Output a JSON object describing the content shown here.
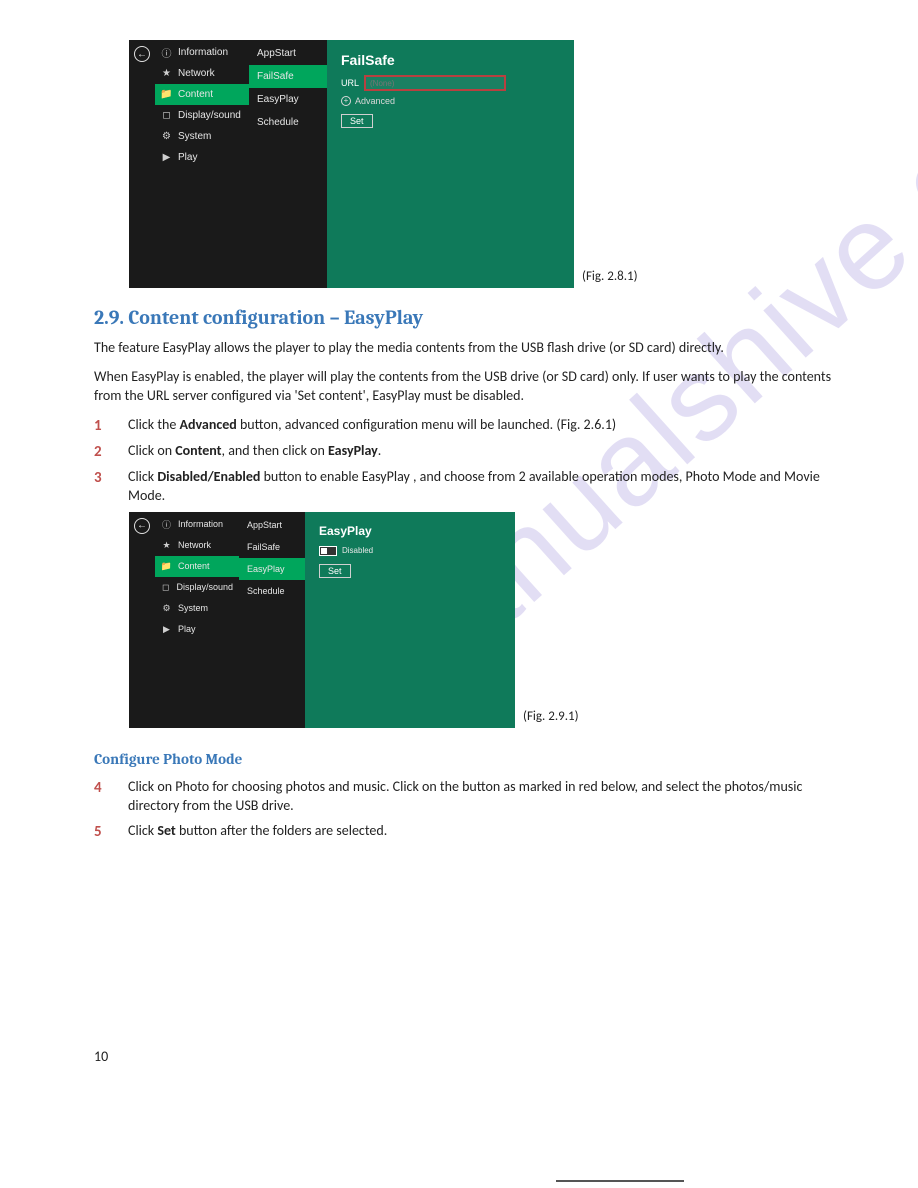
{
  "watermark": "manualshive.com",
  "page_number": "10",
  "fig1": {
    "caption": "(Fig. 2.8.1)",
    "nav": [
      "Information",
      "Network",
      "Content",
      "Display/sound",
      "System",
      "Play"
    ],
    "sub": [
      "AppStart",
      "FailSafe",
      "EasyPlay",
      "Schedule"
    ],
    "pane_title": "FailSafe",
    "url_label": "URL",
    "url_placeholder": "(None)",
    "advanced": "Advanced",
    "set": "Set"
  },
  "section_heading": "2.9. Content configuration – EasyPlay",
  "para1": "The feature EasyPlay allows the player to play the media contents from the USB flash drive (or SD card) directly.",
  "para2": "When EasyPlay is enabled, the player will play the contents from the USB drive (or SD card) only. If user wants to play the contents from the URL server configured via 'Set content', EasyPlay must be disabled.",
  "steps_a": [
    {
      "n": "1",
      "pre": "Click the ",
      "b": "Advanced",
      "post": " button, advanced configuration menu will be launched. (Fig. 2.6.1)"
    },
    {
      "n": "2",
      "pre": "Click on ",
      "b": "Content",
      "mid": ", and then click on ",
      "b2": "EasyPlay",
      "post": "."
    },
    {
      "n": "3",
      "pre": "Click ",
      "b": "Disabled/Enabled",
      "post": " button to enable EasyPlay , and choose from 2 available operation modes, Photo Mode and Movie Mode."
    }
  ],
  "fig2": {
    "caption": "(Fig. 2.9.1)",
    "nav": [
      "Information",
      "Network",
      "Content",
      "Display/sound",
      "System",
      "Play"
    ],
    "sub": [
      "AppStart",
      "FailSafe",
      "EasyPlay",
      "Schedule"
    ],
    "pane_title": "EasyPlay",
    "toggle_label": "Disabled",
    "set": "Set"
  },
  "sub_heading": "Configure Photo Mode",
  "steps_b": [
    {
      "n": "4",
      "pre": "Click on Photo for choosing photos and music. Click on the button as marked in red below, and select the photos/music directory from the USB drive."
    },
    {
      "n": "5",
      "pre": "Click ",
      "b": "Set",
      "post": " button after the folders are selected."
    }
  ]
}
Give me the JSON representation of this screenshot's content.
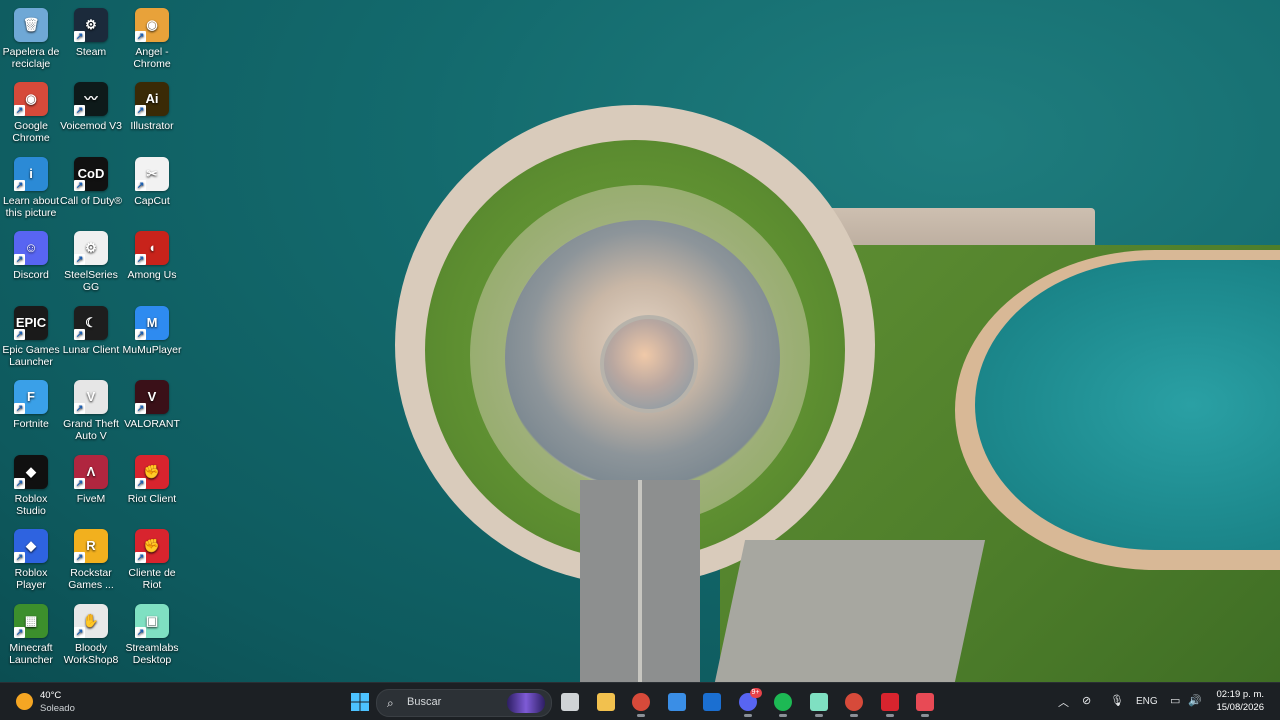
{
  "desktop": {
    "icons": [
      {
        "label": "Papelera de reciclaje",
        "glyph": "🗑",
        "color": "#6fa8d6"
      },
      {
        "label": "Steam",
        "glyph": "⚙",
        "color": "#1b2a3b"
      },
      {
        "label": "Angel - Chrome",
        "glyph": "◉",
        "color": "#e8a23a"
      },
      {
        "label": "Google Chrome",
        "glyph": "◉",
        "color": "#d64a3a"
      },
      {
        "label": "Voicemod V3",
        "glyph": "〰",
        "color": "#0e1a1a"
      },
      {
        "label": "Illustrator",
        "glyph": "Ai",
        "color": "#3a2a06"
      },
      {
        "label": "Learn about this picture",
        "glyph": "i",
        "color": "#2b8ad6"
      },
      {
        "label": "Call of Duty®",
        "glyph": "CoD",
        "color": "#111111"
      },
      {
        "label": "CapCut",
        "glyph": "✂",
        "color": "#f2f2f2"
      },
      {
        "label": "Discord",
        "glyph": "☺",
        "color": "#5865f2"
      },
      {
        "label": "SteelSeries GG",
        "glyph": "⚙",
        "color": "#f0f0f0"
      },
      {
        "label": "Among Us",
        "glyph": "◖",
        "color": "#c8231b"
      },
      {
        "label": "Epic Games Launcher",
        "glyph": "EPIC",
        "color": "#1a1a1a"
      },
      {
        "label": "Lunar Client",
        "glyph": "☾",
        "color": "#1e1e1e"
      },
      {
        "label": "MuMuPlayer",
        "glyph": "M",
        "color": "#2e8bf0"
      },
      {
        "label": "Fortnite",
        "glyph": "F",
        "color": "#3aa0e8"
      },
      {
        "label": "Grand Theft Auto V",
        "glyph": "V",
        "color": "#e6e6e6"
      },
      {
        "label": "VALORANT",
        "glyph": "V",
        "color": "#3a1018"
      },
      {
        "label": "Roblox Studio",
        "glyph": "◆",
        "color": "#101010"
      },
      {
        "label": "FiveM",
        "glyph": "Λ",
        "color": "#b0263f"
      },
      {
        "label": "Riot Client",
        "glyph": "✊",
        "color": "#d8242e"
      },
      {
        "label": "Roblox Player",
        "glyph": "◆",
        "color": "#2e63e0"
      },
      {
        "label": "Rockstar Games ...",
        "glyph": "R",
        "color": "#f2b01e"
      },
      {
        "label": "Cliente de Riot",
        "glyph": "✊",
        "color": "#d8242e"
      },
      {
        "label": "Minecraft Launcher",
        "glyph": "▦",
        "color": "#3c8f2c"
      },
      {
        "label": "Bloody WorkShop8",
        "glyph": "✋",
        "color": "#e8e8e8"
      },
      {
        "label": "Streamlabs Desktop",
        "glyph": "▣",
        "color": "#7fe0c2"
      }
    ]
  },
  "taskbar": {
    "weather": {
      "temp": "40°C",
      "condition": "Soleado"
    },
    "search_placeholder": "Buscar",
    "apps": [
      {
        "name": "task-view",
        "color": "#cfd3d6"
      },
      {
        "name": "file-explorer",
        "color": "#f2c14e"
      },
      {
        "name": "chrome",
        "color": "#d64a3a"
      },
      {
        "name": "microsoft-store",
        "color": "#3a8ee6"
      },
      {
        "name": "outlook",
        "color": "#1b6fd1"
      },
      {
        "name": "discord",
        "color": "#5865f2"
      },
      {
        "name": "spotify",
        "color": "#1db954"
      },
      {
        "name": "streamlabs",
        "color": "#7fe0c2"
      },
      {
        "name": "chrome-profile",
        "color": "#d64a3a"
      },
      {
        "name": "riot-client",
        "color": "#d8242e"
      },
      {
        "name": "valorant",
        "color": "#e84a55"
      }
    ],
    "discord_badge": "9+",
    "tray": {
      "language": "ENG",
      "time": "02:19 p. m.",
      "date": "15/08/2026"
    }
  }
}
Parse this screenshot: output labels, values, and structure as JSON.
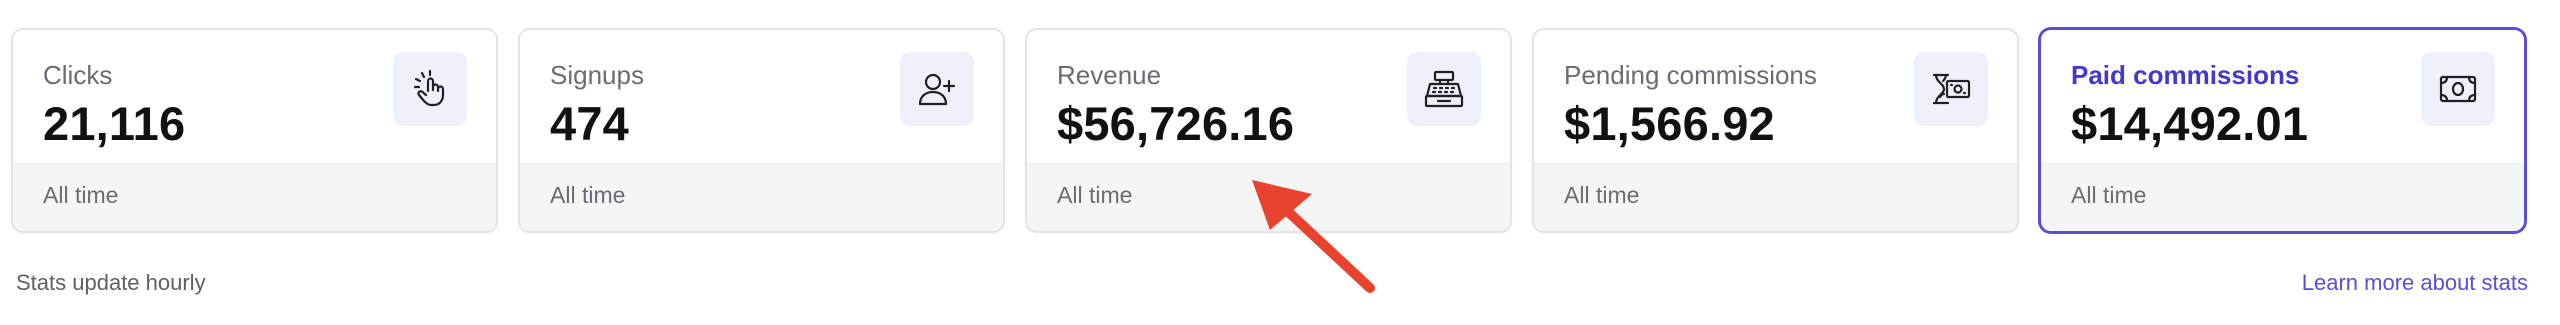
{
  "stats": [
    {
      "label": "Clicks",
      "value": "21,116",
      "footer": "All time",
      "icon": "pointer-click-icon"
    },
    {
      "label": "Signups",
      "value": "474",
      "footer": "All time",
      "icon": "user-plus-icon"
    },
    {
      "label": "Revenue",
      "value": "$56,726.16",
      "footer": "All time",
      "icon": "cash-register-icon"
    },
    {
      "label": "Pending commissions",
      "value": "$1,566.92",
      "footer": "All time",
      "icon": "money-hourglass-icon"
    },
    {
      "label": "Paid commissions",
      "value": "$14,492.01",
      "footer": "All time",
      "icon": "banknote-icon"
    }
  ],
  "active_card": "Paid commissions",
  "footer_note": "Stats update hourly",
  "learn_more": "Learn more about stats",
  "colors": {
    "accent": "#5b4dd6",
    "arrow": "#e8432e",
    "icon_bg": "#eef0fb"
  }
}
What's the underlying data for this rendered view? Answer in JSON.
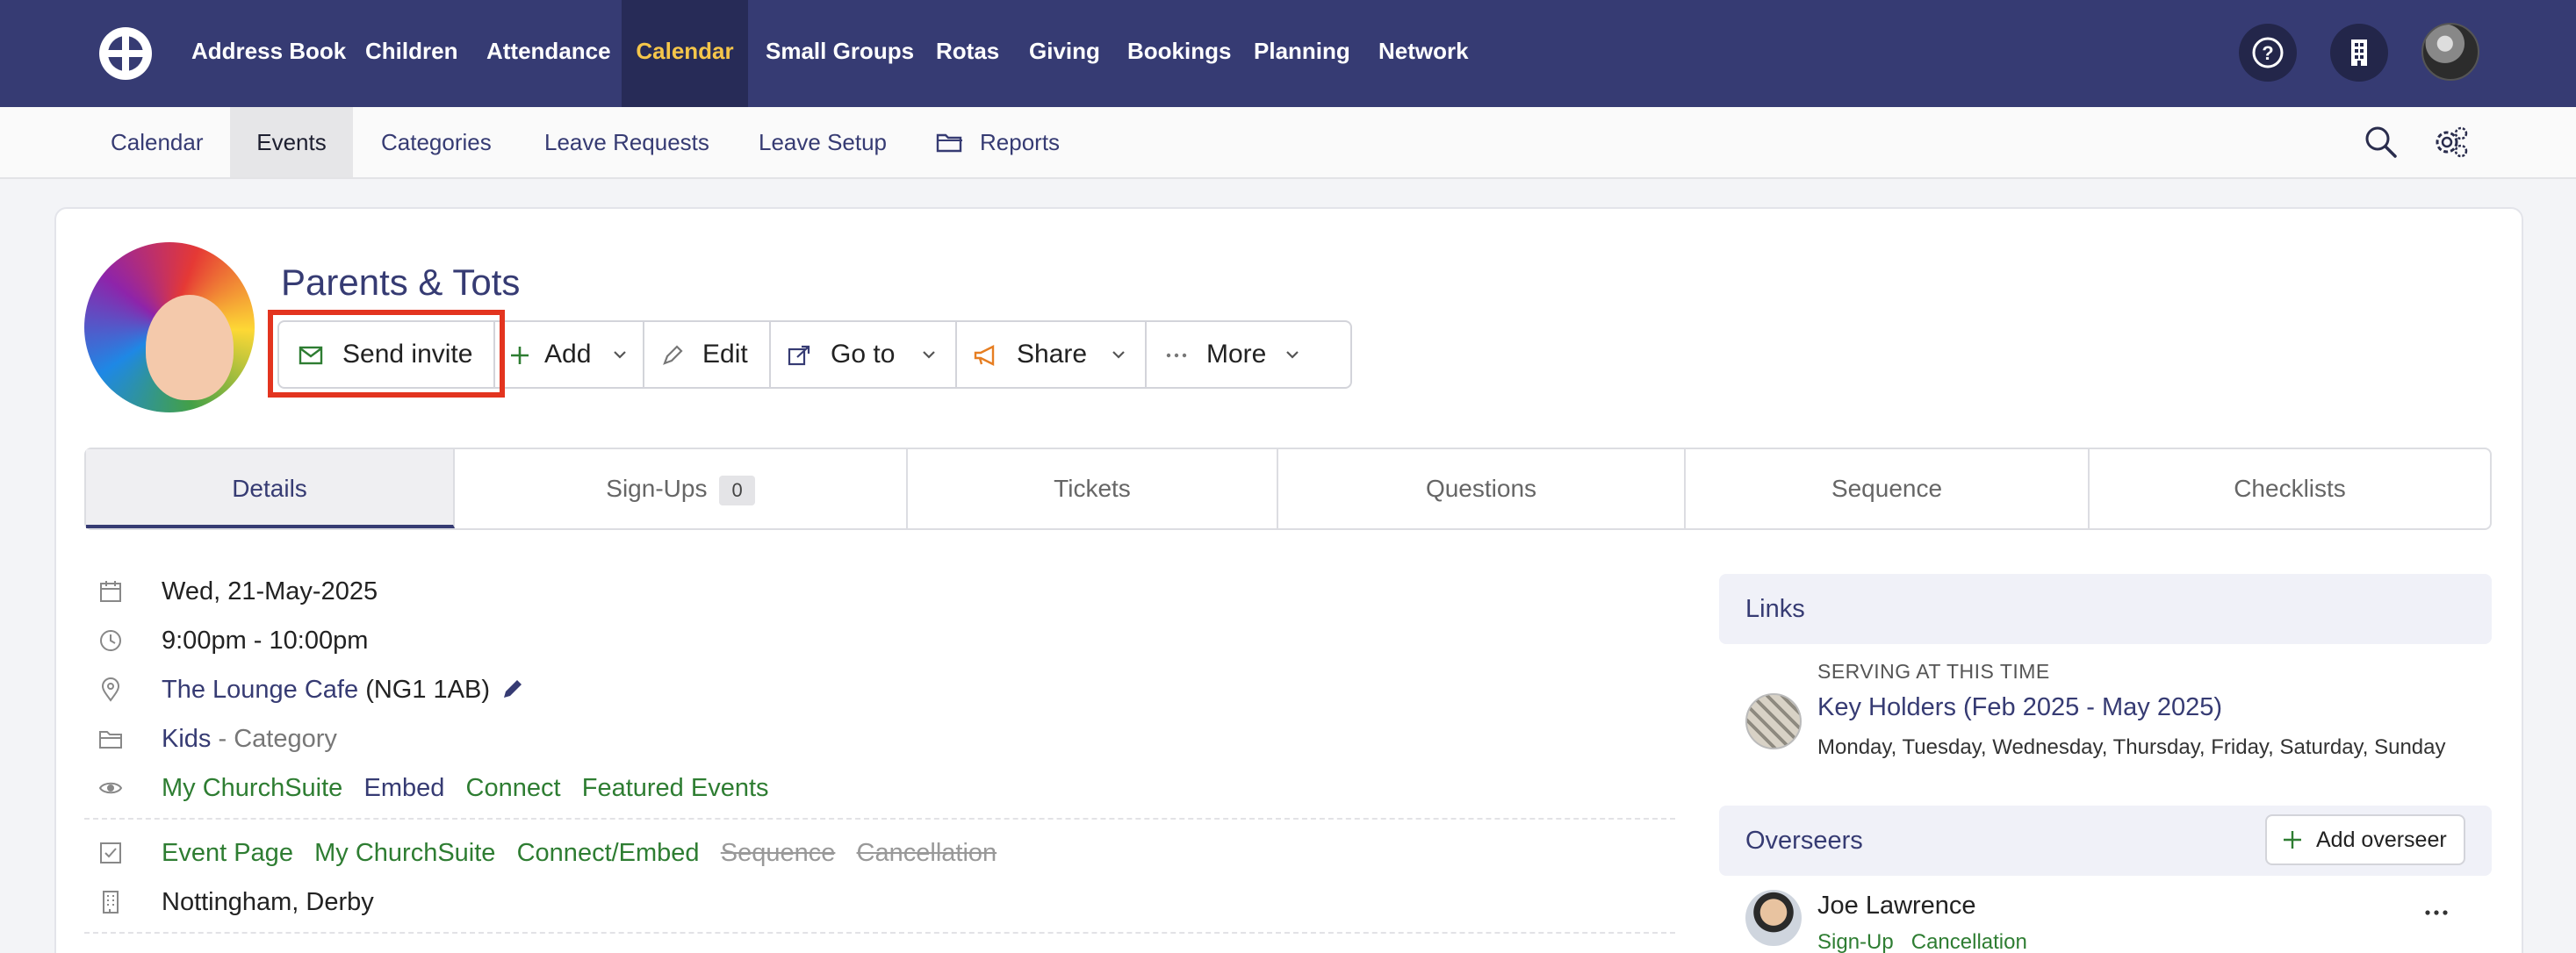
{
  "topnav": {
    "items": [
      "Address Book",
      "Children",
      "Attendance",
      "Calendar",
      "Small Groups",
      "Rotas",
      "Giving",
      "Bookings",
      "Planning",
      "Network"
    ],
    "active": "Calendar",
    "icons": [
      "help-icon",
      "building-icon",
      "user-avatar"
    ]
  },
  "subnav": {
    "items": [
      "Calendar",
      "Events",
      "Categories",
      "Leave Requests",
      "Leave Setup",
      "Reports"
    ],
    "active": "Events"
  },
  "event": {
    "title": "Parents & Tots"
  },
  "actions": {
    "send_invite": "Send invite",
    "add": "Add",
    "edit": "Edit",
    "goto": "Go to",
    "share": "Share",
    "more": "More"
  },
  "tabs": {
    "details": "Details",
    "signups": "Sign-Ups",
    "signups_count": "0",
    "tickets": "Tickets",
    "questions": "Questions",
    "sequence": "Sequence",
    "checklists": "Checklists"
  },
  "details": {
    "date": "Wed, 21-May-2025",
    "time": "9:00pm - 10:00pm",
    "location_name": "The Lounge Cafe",
    "location_postcode": "(NG1 1AB)",
    "category": "Kids",
    "category_suffix": "- Category",
    "visibility": [
      "My ChurchSuite",
      "Embed",
      "Connect",
      "Featured Events"
    ],
    "features_enabled": [
      "Event Page",
      "My ChurchSuite",
      "Connect/Embed"
    ],
    "features_disabled": [
      "Sequence",
      "Cancellation"
    ],
    "sites": "Nottingham, Derby"
  },
  "links_panel": {
    "heading": "Links",
    "serving_caption": "SERVING AT THIS TIME",
    "rota_name": "Key Holders (Feb 2025 - May 2025)",
    "rota_days": "Monday, Tuesday, Wednesday, Thursday, Friday, Saturday, Sunday"
  },
  "overseers_panel": {
    "heading": "Overseers",
    "add_button": "Add overseer",
    "person_name": "Joe Lawrence",
    "person_tags": [
      "Sign-Up",
      "Cancellation"
    ]
  },
  "colors": {
    "nav_bg": "#363b73",
    "nav_active_text": "#f5c64a",
    "link": "#363b73",
    "enabled_green": "#2e7d32",
    "highlight": "#e3341f"
  }
}
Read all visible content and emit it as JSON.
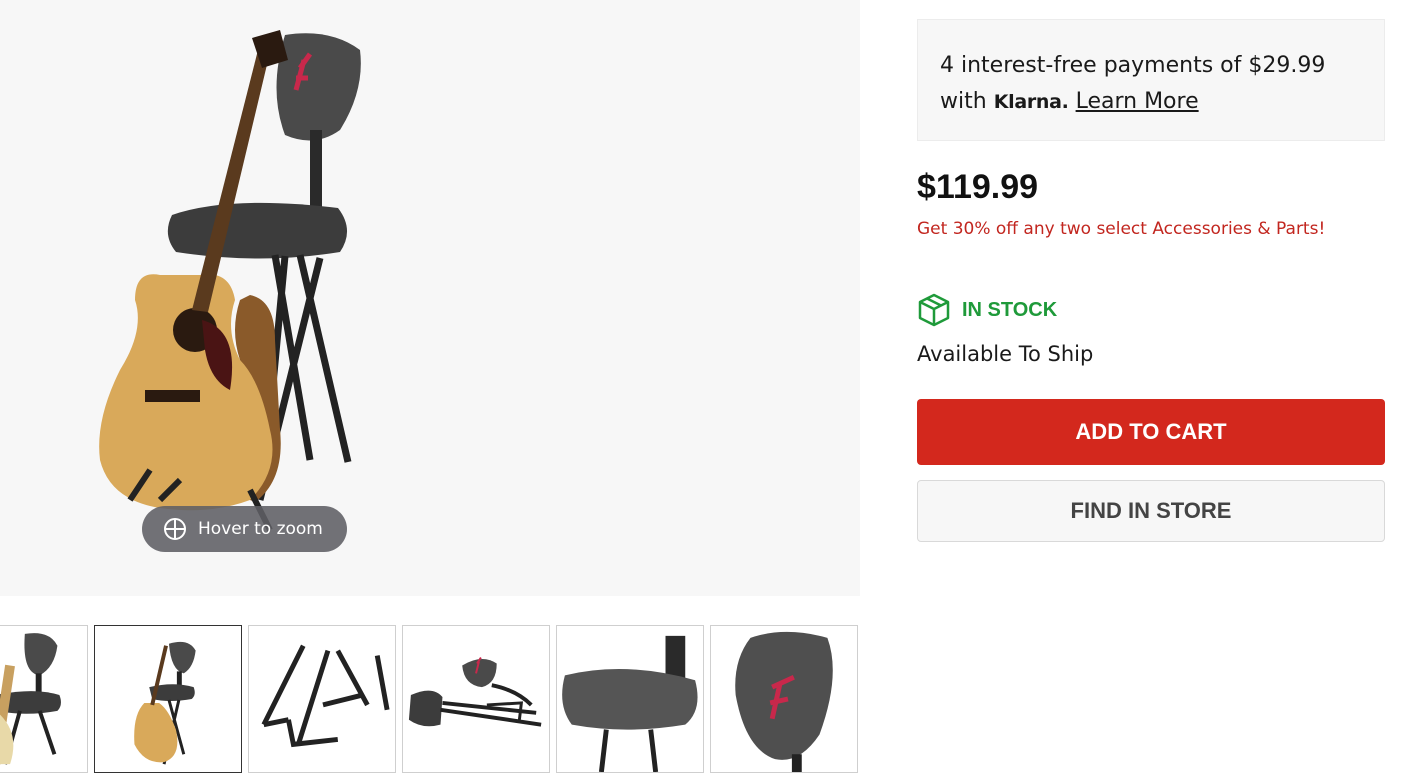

******

• [Brief]:
Go through the material line by line. Show each line that contains the string "Games".

• [Worked solution]:
        "label": "Epic Games Launcher",
        "label": "Rockstar Games ...",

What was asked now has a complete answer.